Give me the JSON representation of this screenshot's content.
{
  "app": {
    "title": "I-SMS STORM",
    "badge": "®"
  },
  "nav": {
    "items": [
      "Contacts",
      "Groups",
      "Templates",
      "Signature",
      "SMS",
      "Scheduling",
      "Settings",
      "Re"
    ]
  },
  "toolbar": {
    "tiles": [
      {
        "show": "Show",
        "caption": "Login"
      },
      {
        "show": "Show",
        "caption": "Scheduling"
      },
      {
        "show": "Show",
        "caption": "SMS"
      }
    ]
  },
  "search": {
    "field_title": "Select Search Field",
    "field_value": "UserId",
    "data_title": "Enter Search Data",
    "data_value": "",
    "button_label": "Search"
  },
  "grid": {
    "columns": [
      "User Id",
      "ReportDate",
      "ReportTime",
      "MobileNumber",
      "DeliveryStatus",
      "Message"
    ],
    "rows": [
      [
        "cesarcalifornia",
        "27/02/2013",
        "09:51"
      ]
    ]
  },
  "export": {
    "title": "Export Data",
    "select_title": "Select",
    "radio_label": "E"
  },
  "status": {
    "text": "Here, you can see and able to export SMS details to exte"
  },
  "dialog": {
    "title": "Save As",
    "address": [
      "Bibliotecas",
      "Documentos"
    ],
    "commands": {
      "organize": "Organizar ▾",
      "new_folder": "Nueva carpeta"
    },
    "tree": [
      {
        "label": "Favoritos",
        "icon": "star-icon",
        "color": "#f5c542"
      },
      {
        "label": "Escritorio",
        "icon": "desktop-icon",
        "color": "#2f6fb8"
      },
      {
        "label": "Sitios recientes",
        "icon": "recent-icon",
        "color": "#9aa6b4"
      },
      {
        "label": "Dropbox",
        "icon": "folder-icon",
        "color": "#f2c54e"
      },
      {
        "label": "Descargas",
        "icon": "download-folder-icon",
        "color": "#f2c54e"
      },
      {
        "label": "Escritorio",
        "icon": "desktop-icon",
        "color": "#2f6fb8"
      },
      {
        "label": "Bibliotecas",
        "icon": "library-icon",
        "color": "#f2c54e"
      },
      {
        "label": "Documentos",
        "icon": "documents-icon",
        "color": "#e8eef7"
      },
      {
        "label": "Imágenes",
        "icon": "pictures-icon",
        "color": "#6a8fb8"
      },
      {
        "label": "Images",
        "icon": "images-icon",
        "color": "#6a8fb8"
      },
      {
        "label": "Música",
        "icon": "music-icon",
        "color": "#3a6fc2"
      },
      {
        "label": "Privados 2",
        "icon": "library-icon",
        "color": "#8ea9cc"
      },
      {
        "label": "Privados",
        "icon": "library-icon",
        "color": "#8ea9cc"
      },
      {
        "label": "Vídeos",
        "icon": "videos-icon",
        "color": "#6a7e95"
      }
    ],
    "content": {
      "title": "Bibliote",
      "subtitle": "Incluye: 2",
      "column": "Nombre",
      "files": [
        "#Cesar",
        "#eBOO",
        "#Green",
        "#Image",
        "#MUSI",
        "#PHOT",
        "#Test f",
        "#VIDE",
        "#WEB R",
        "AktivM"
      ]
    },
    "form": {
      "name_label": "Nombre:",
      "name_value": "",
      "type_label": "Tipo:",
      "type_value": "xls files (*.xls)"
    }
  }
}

=== WORK TASK ===
Go through the material above line by line and work out how many lines contain the word "caption"; give only that number.

=== RESPONSE TO THE EXERCISE ===
3